Set down all of the data exactly as it appears.

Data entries

---+---

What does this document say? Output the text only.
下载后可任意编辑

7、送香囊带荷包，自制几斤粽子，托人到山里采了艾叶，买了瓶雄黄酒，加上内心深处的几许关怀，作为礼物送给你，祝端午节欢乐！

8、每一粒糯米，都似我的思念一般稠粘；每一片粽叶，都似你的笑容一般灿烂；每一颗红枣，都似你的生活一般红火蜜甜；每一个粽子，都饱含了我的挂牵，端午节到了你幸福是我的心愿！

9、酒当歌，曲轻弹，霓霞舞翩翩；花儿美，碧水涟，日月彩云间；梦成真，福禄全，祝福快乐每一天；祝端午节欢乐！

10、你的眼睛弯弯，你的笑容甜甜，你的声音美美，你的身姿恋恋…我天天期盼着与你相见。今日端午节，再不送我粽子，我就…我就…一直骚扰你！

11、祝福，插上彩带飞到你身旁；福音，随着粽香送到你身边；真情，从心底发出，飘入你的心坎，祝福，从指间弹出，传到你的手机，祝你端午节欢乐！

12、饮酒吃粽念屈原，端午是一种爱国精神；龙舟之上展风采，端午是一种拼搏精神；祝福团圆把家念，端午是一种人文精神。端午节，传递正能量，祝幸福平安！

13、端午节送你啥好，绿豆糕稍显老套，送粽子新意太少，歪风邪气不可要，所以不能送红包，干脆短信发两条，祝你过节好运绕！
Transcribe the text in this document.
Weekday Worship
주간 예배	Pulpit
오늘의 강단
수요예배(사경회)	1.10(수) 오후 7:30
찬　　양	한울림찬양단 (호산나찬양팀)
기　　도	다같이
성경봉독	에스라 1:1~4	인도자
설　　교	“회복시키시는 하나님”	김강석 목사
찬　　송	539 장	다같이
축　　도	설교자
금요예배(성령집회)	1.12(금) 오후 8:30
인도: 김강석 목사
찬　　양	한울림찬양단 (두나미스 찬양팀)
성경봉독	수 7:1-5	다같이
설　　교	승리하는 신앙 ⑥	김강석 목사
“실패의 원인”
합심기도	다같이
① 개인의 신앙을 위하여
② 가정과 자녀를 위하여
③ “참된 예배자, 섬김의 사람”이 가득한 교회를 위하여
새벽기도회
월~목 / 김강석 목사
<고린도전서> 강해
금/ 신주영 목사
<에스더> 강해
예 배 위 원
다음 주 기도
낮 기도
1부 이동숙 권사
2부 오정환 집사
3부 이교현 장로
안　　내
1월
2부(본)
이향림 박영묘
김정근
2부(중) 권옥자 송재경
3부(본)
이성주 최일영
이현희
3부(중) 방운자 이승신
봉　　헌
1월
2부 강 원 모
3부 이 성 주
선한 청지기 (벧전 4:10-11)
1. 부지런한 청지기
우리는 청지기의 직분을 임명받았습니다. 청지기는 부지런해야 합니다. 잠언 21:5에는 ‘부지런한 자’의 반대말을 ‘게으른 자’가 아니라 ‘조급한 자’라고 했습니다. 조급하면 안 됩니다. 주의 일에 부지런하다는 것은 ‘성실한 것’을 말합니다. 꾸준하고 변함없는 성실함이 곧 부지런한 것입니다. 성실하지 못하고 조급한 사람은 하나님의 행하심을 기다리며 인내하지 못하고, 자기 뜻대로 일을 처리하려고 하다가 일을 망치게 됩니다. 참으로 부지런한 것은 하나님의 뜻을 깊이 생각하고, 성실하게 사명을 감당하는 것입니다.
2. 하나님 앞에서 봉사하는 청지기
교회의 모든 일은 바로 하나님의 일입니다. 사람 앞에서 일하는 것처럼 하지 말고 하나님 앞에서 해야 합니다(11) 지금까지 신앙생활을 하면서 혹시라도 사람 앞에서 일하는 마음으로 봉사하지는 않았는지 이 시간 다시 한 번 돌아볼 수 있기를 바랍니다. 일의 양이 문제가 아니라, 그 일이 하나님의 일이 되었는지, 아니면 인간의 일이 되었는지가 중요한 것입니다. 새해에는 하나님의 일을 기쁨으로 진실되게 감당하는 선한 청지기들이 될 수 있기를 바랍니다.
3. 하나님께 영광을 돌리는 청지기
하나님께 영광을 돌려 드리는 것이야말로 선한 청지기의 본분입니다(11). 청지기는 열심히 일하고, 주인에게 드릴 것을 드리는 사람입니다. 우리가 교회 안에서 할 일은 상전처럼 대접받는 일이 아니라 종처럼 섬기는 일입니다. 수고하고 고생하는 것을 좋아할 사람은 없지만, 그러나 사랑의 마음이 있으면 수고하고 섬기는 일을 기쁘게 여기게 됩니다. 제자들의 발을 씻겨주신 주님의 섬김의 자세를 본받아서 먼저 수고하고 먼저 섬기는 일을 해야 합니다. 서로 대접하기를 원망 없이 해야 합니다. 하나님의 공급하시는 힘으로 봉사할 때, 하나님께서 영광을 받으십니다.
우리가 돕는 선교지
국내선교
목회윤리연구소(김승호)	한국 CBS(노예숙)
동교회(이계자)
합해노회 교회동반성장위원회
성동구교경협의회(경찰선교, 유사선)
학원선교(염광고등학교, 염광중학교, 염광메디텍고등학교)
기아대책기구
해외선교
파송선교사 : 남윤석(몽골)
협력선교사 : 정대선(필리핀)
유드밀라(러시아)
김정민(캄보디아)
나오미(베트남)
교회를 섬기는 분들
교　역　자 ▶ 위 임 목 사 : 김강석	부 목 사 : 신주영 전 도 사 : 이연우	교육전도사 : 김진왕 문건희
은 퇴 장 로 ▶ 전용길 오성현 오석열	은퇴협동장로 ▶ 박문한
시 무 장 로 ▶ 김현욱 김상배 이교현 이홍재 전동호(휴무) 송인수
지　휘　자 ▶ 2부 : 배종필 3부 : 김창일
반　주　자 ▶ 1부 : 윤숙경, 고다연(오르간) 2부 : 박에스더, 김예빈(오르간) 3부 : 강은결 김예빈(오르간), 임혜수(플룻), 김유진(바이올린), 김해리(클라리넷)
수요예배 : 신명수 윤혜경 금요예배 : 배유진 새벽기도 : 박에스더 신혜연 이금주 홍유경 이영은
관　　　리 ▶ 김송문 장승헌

---+---

* **Full output**
What does this document say? Output the text only.
下载后可任意编辑

7、送香囊带荷包，自制几斤粽子，托人到山里采了艾叶，买了瓶雄黄酒，加上内心深处的几许关怀，作为礼物送给你，祝端午节欢乐！

8、每一粒糯米，都似我的思念一般稠粘；每一片粽叶，都似你的笑容一般灿烂；每一颗红枣，都似你的生活一般红火蜜甜；每一个粽子，都饱含了我的挂牵，端午节到了你幸福是我的心愿！

9、酒当歌，曲轻弹，霓霞舞翩翩；花儿美，碧水涟，日月彩云间；梦成真，福禄全，祝福快乐每一天；祝端午节欢乐！

10、你的眼睛弯弯，你的笑容甜甜，你的声音美美，你的身姿恋恋…我天天期盼着与你相见。今日端午节，再不送我粽子，我就…我就…一直骚扰你！

11、祝福，插上彩带飞到你身旁；福音，随着粽香送到你身边；真情，从心底发出，飘入你的心坎，祝福，从指间弹出，传到你的手机，祝你端午节欢乐！

12、饮酒吃粽念屈原，端午是一种爱国精神；龙舟之上展风采，端午是一种拼搏精神；祝福团圆把家念，端午是一种人文精神。端午节，传递正能量，祝幸福平安！

13、端午节送你啥好，绿豆糕稍显老套，送粽子新意太少，歪风邪气不可要，所以不能送红包，干脆短信发两条，祝你过节好运绕！
Transcribe the text in this document.
Weekday Worship
주간 예배	Pulpit
오늘의 강단
수요예배(사경회)	1.10(수) 오후 7:30
찬　　양	한울림찬양단 (호산나찬양팀)
기　　도	다같이
성경봉독	에스라 1:1~4	인도자
설　　교	“회복시키시는 하나님”	김강석 목사
찬　　송	539 장	다같이
축　　도	설교자
금요예배(성령집회)	1.12(금) 오후 8:30
인도: 김강석 목사
찬　　양	한울림찬양단 (두나미스 찬양팀)
성경봉독	수 7:1-5	다같이
설　　교	승리하는 신앙 ⑥	김강석 목사
“실패의 원인”
합심기도	다같이
① 개인의 신앙을 위하여
② 가정과 자녀를 위하여
③ “참된 예배자, 섬김의 사람”이 가득한 교회를 위하여
새벽기도회
월~목 / 김강석 목사
<고린도전서> 강해
금/ 신주영 목사
<에스더> 강해
예 배 위 원
다음 주 기도
낮 기도
1부 이동숙 권사
2부 오정환 집사
3부 이교현 장로
안　　내
1월
2부(본)
이향림 박영묘
김정근
2부(중) 권옥자 송재경
3부(본)
이성주 최일영
이현희
3부(중) 방운자 이승신
봉　　헌
1월
2부 강 원 모
3부 이 성 주
선한 청지기 (벧전 4:10-11)
1. 부지런한 청지기
우리는 청지기의 직분을 임명받았습니다. 청지기는 부지런해야 합니다. 잠언 21:5에는 ‘부지런한 자’의 반대말을 ‘게으른 자’가 아니라 ‘조급한 자’라고 했습니다. 조급하면 안 됩니다. 주의 일에 부지런하다는 것은 ‘성실한 것’을 말합니다. 꾸준하고 변함없는 성실함이 곧 부지런한 것입니다. 성실하지 못하고 조급한 사람은 하나님의 행하심을 기다리며 인내하지 못하고, 자기 뜻대로 일을 처리하려고 하다가 일을 망치게 됩니다. 참으로 부지런한 것은 하나님의 뜻을 깊이 생각하고, 성실하게 사명을 감당하는 것입니다.
2. 하나님 앞에서 봉사하는 청지기
교회의 모든 일은 바로 하나님의 일입니다. 사람 앞에서 일하는 것처럼 하지 말고 하나님 앞에서 해야 합니다(11) 지금까지 신앙생활을 하면서 혹시라도 사람 앞에서 일하는 마음으로 봉사하지는 않았는지 이 시간 다시 한 번 돌아볼 수 있기를 바랍니다. 일의 양이 문제가 아니라, 그 일이 하나님의 일이 되었는지, 아니면 인간의 일이 되었는지가 중요한 것입니다. 새해에는 하나님의 일을 기쁨으로 진실되게 감당하는 선한 청지기들이 될 수 있기를 바랍니다.
3. 하나님께 영광을 돌리는 청지기
하나님께 영광을 돌려 드리는 것이야말로 선한 청지기의 본분입니다(11). 청지기는 열심히 일하고, 주인에게 드릴 것을 드리는 사람입니다. 우리가 교회 안에서 할 일은 상전처럼 대접받는 일이 아니라 종처럼 섬기는 일입니다. 수고하고 고생하는 것을 좋아할 사람은 없지만, 그러나 사랑의 마음이 있으면 수고하고 섬기는 일을 기쁘게 여기게 됩니다. 제자들의 발을 씻겨주신 주님의 섬김의 자세를 본받아서 먼저 수고하고 먼저 섬기는 일을 해야 합니다. 서로 대접하기를 원망 없이 해야 합니다. 하나님의 공급하시는 힘으로 봉사할 때, 하나님께서 영광을 받으십니다.
우리가 돕는 선교지
국내선교
목회윤리연구소(김승호)	한국 CBS(노예숙)
동교회(이계자)
합해노회 교회동반성장위원회
성동구교경협의회(경찰선교, 유사선)
학원선교(염광고등학교, 염광중학교, 염광메디텍고등학교)
기아대책기구
해외선교
파송선교사 : 남윤석(몽골)
협력선교사 : 정대선(필리핀)
유드밀라(러시아)
김정민(캄보디아)
나오미(베트남)
교회를 섬기는 분들
교　역　자 ▶ 위 임 목 사 : 김강석	부 목 사 : 신주영 전 도 사 : 이연우	교육전도사 : 김진왕 문건희
은 퇴 장 로 ▶ 전용길 오성현 오석열	은퇴협동장로 ▶ 박문한
시 무 장 로 ▶ 김현욱 김상배 이교현 이홍재 전동호(휴무) 송인수
지　휘　자 ▶ 2부 : 배종필 3부 : 김창일
반　주　자 ▶ 1부 : 윤숙경, 고다연(오르간) 2부 : 박에스더, 김예빈(오르간) 3부 : 강은결 김예빈(오르간), 임혜수(플룻), 김유진(바이올린), 김해리(클라리넷)
수요예배 : 신명수 윤혜경 금요예배 : 배유진 새벽기도 : 박에스더 신혜연 이금주 홍유경 이영은
관　　　리 ▶ 김송문 장승헌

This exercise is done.